• Recorded data:
Begin

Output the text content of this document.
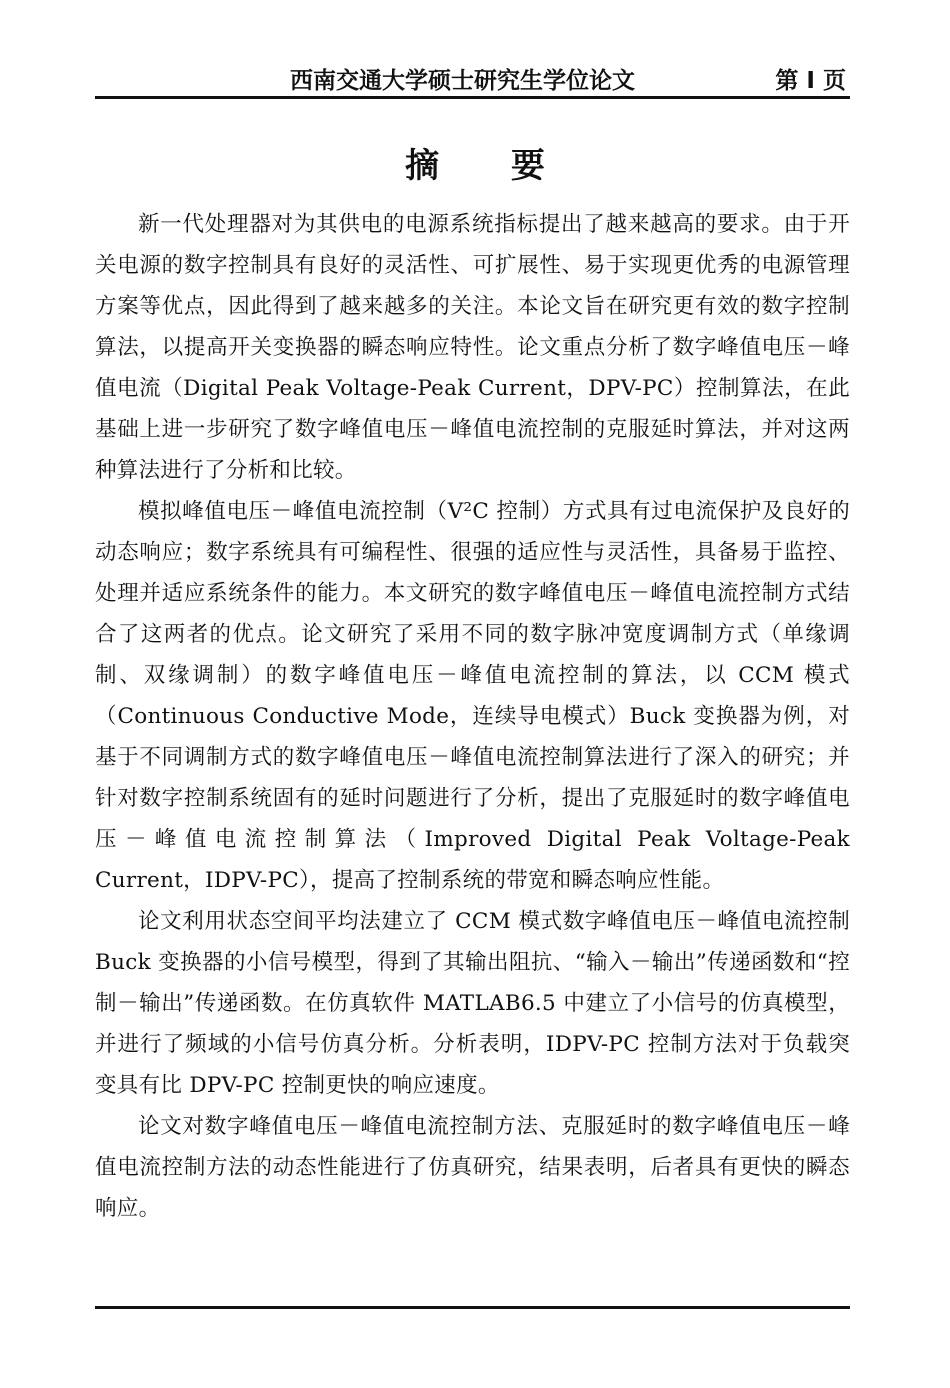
西南交通大学硕士研究生学位论文	第 I 页
摘 要

新一代处理器对为其供电的电源系统指标提出了越来越高的要求。由于开关电源的数字控制具有良好的灵活性、可扩展性、易于实现更优秀的电源管理方案等优点，因此得到了越来越多的关注。本论文旨在研究更有效的数字控制算法，以提高开关变换器的瞬态响应特性。论文重点分析了数字峰值电压－峰值电流（Digital Peak Voltage-Peak Current，DPV-PC）控制算法，在此基础上进一步研究了数字峰值电压－峰值电流控制的克服延时算法，并对这两种算法进行了分析和比较。

模拟峰值电压－峰值电流控制（V²C 控制）方式具有过电流保护及良好的动态响应；数字系统具有可编程性、很强的适应性与灵活性，具备易于监控、处理并适应系统条件的能力。本文研究的数字峰值电压－峰值电流控制方式结合了这两者的优点。论文研究了采用不同的数字脉冲宽度调制方式（单缘调制、双缘调制）的数字峰值电压－峰值电流控制的算法，以 CCM 模式（Continuous Conductive Mode，连续导电模式）Buck 变换器为例，对基于不同调制方式的数字峰值电压－峰值电流控制算法进行了深入的研究；并针对数字控制系统固有的延时问题进行了分析，提出了克服延时的数字峰值电压－峰值电流控制算法（Improved Digital Peak Voltage-Peak Current，IDPV-PC），提高了控制系统的带宽和瞬态响应性能。

论文利用状态空间平均法建立了 CCM 模式数字峰值电压－峰值电流控制 Buck 变换器的小信号模型，得到了其输出阻抗、“输入－输出”传递函数和“控制－输出”传递函数。在仿真软件 MATLAB6.5 中建立了小信号的仿真模型，并进行了频域的小信号仿真分析。分析表明，IDPV-PC 控制方法对于负载突变具有比 DPV-PC 控制更快的响应速度。

论文对数字峰值电压－峰值电流控制方法、克服延时的数字峰值电压－峰值电流控制方法的动态性能进行了仿真研究，结果表明，后者具有更快的瞬态响应。
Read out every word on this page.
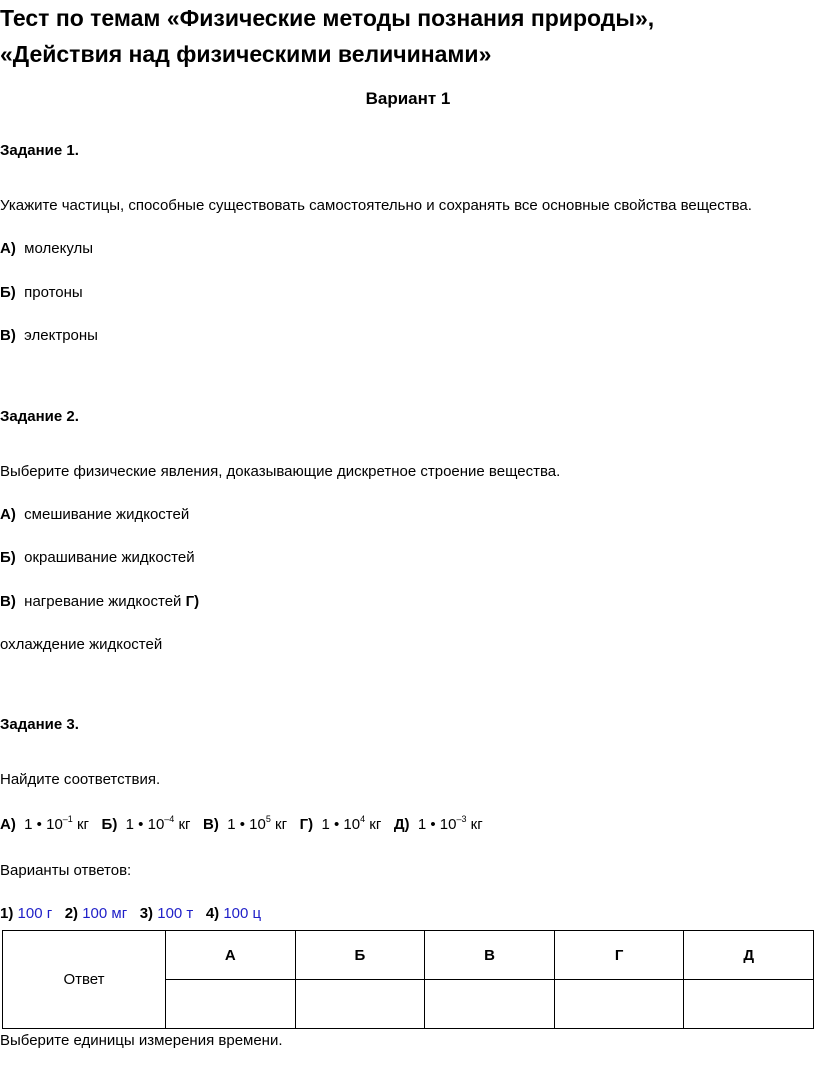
Тест по темам «Физические методы познания природы»,
«Действия над физическими величинами»
Вариант 1
Задание 1.
Укажите частицы, способные существовать самостоятельно и сохранять все основные свойства вещества.
А) молекулы
Б) протоны
В) электроны
Задание 2.
Выберите физические явления, доказывающие дискретное строение вещества.
А) смешивание жидкостей
Б) окрашивание жидкостей
В) нагревание жидкостей Г)
охлаждение жидкостей
Задание 3.
Найдите соответствия.
А) 1 • $10^{-1}$ кг Б) 1 • $10^{-4}$ кг В) 1 • $10^5$ кг Г) 1 • $10^4$ кг Д) 1 • $10^{-3}$ кг
Варианты ответов:
1) 100 г 2) 100 мг 3) 100 т 4) 100 ц
Ответ	А	Б	В	Г	Д

Выберите единицы измерения времени.
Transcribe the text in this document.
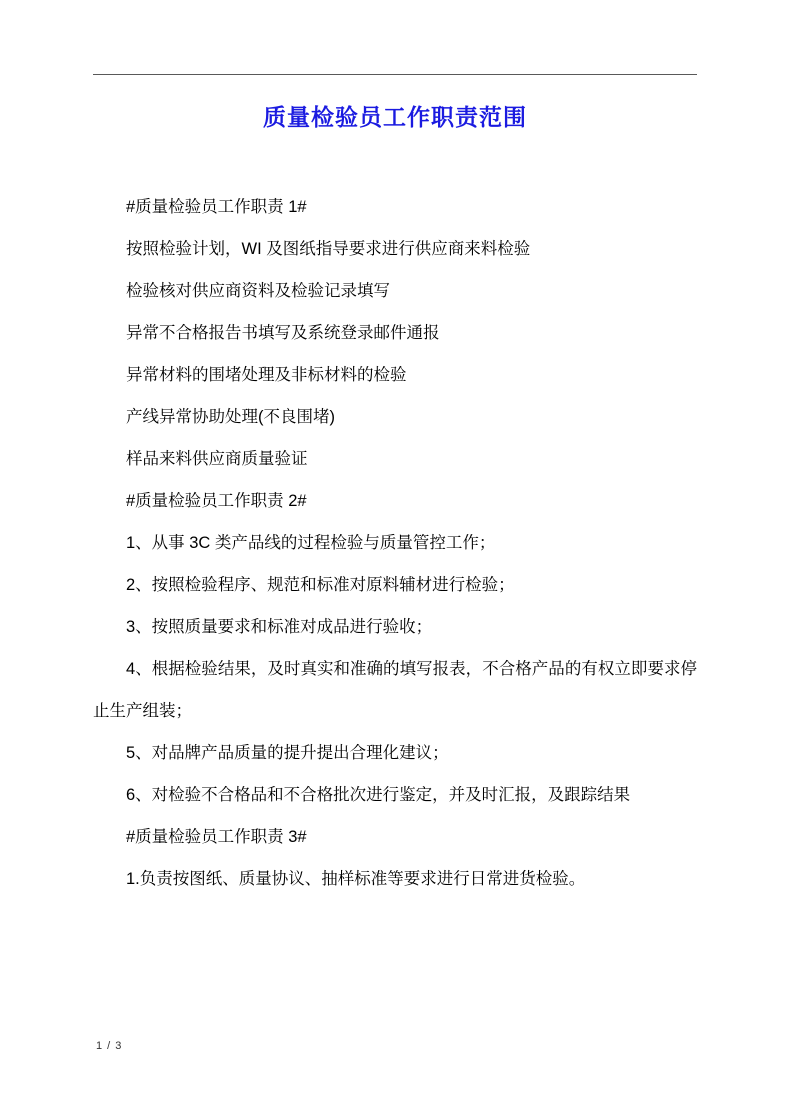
质量检验员工作职责范围
#质量检验员工作职责 1#
按照检验计划，WI 及图纸指导要求进行供应商来料检验
检验核对供应商资料及检验记录填写
异常不合格报告书填写及系统登录邮件通报
异常材料的围堵处理及非标材料的检验
产线异常协助处理(不良围堵)
样品来料供应商质量验证
#质量检验员工作职责 2#
1、从事 3C 类产品线的过程检验与质量管控工作；
2、按照检验程序、规范和标准对原料辅材进行检验；
3、按照质量要求和标准对成品进行验收；
4、根据检验结果，及时真实和准确的填写报表，不合格产品的有权立即要求停止生产组装；
5、对品牌产品质量的提升提出合理化建议；
6、对检验不合格品和不合格批次进行鉴定，并及时汇报，及跟踪结果
#质量检验员工作职责 3#
1.负责按图纸、质量协议、抽样标准等要求进行日常进货检验。
1 / 3
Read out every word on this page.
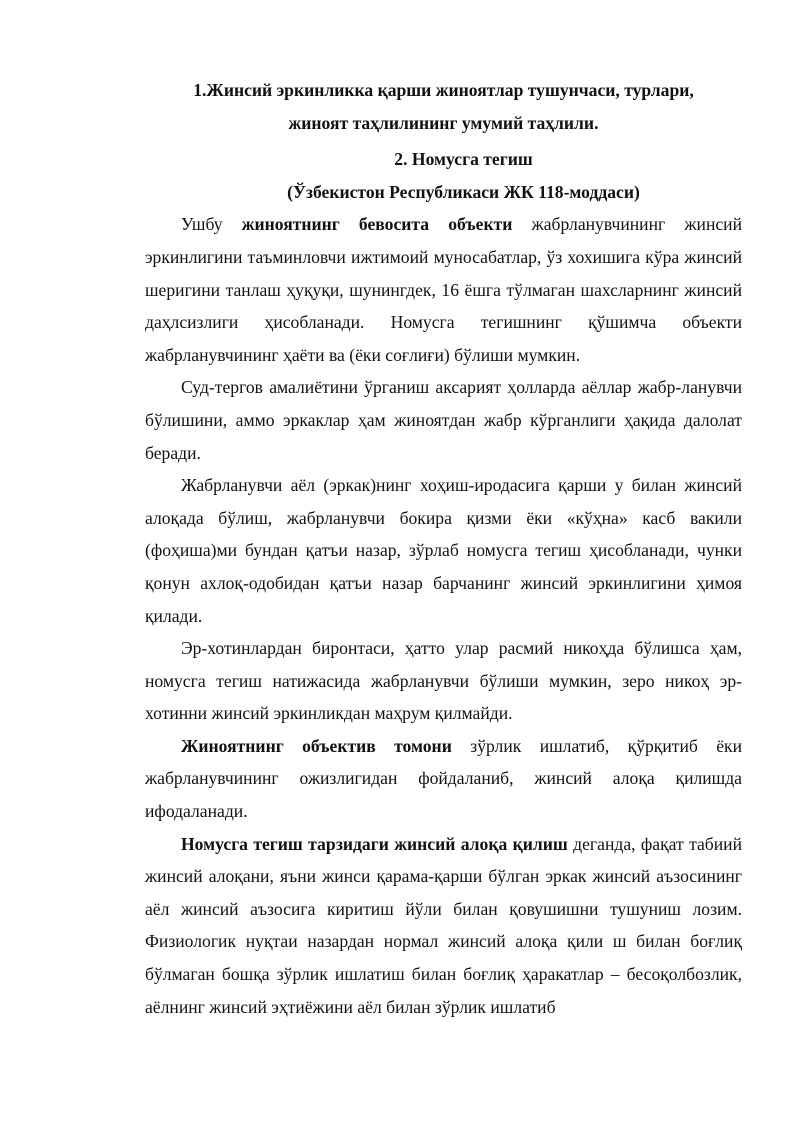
1.Жинсий эркинликка қарши жиноятлар тушунчаси, турлари,
жиноят таҳлилининг умумий таҳлили.
2. Номусга тегиш
(Ўзбекистон Республикаси ЖК 118-моддаси)

Ушбу жиноятнинг бевосита объекти жабрланувчининг жинсий эркинлигини таъминловчи ижтимоий муносабатлар, ўз хохишига кўра жинсий шеригини танлаш ҳуқуқи, шунингдек, 16 ёшга тўлмаган шахсларнинг жинсий даҳлсизлиги ҳисобланади. Номусга тегишнинг қўшимча объекти жабрланувчининг ҳаёти ва (ёки соғлиғи) бўлиши мумкин.

Суд-тергов амалиётини ўрганиш аксарият ҳолларда аёллар жабр-ланувчи бўлишини, аммо эркаклар ҳам жиноятдан жабр кўрганлиги ҳақида далолат беради.

Жабрланувчи аёл (эркак)нинг хоҳиш-иродасига қарши у билан жинсий алоқада бўлиш, жабрланувчи бокира қизми ёки «кўҳна» касб вакили (фоҳиша)ми бундан қатъи назар, зўрлаб номусга тегиш ҳисобланади, чунки қонун ахлоқ-одобидан қатъи назар барчанинг жинсий эркинлигини ҳимоя қилади.

Эр-хотинлардан биронтаси, ҳатто улар расмий никоҳда бўлишса ҳам, номусга тегиш натижасида жабрланувчи бўлиши мумкин, зеро никоҳ эр-хотинни жинсий эркинликдан маҳрум қилмайди.

Жиноятнинг объектив томони зўрлик ишлатиб, қўрқитиб ёки жабрланувчининг ожизлигидан фойдаланиб, жинсий алоқа қилишда ифодаланади.

Номусга тегиш тарзидаги жинсий алоқа қилиш деганда, фақат табиий жинсий алоқани, яъни жинси қарама-қарши бўлган эркак жинсий аъзосининг аёл жинсий аъзосига киритиш йўли билан қовушишни тушуниш лозим. Физиологик нуқтаи назардан нормал жинсий алоқа қили ш билан боғлиқ бўлмаган бошқа зўрлик ишлатиш билан боғлиқ ҳаракатлар – бесоқолбозлик, аёлнинг жинсий эҳтиёжини аёл билан зўрлик ишлатиб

End

• Your objective:
Go through the preceding material and copy each line that has the word "text".

• Problem solution:
Output the text content of this document.
Transcribe the text in this document.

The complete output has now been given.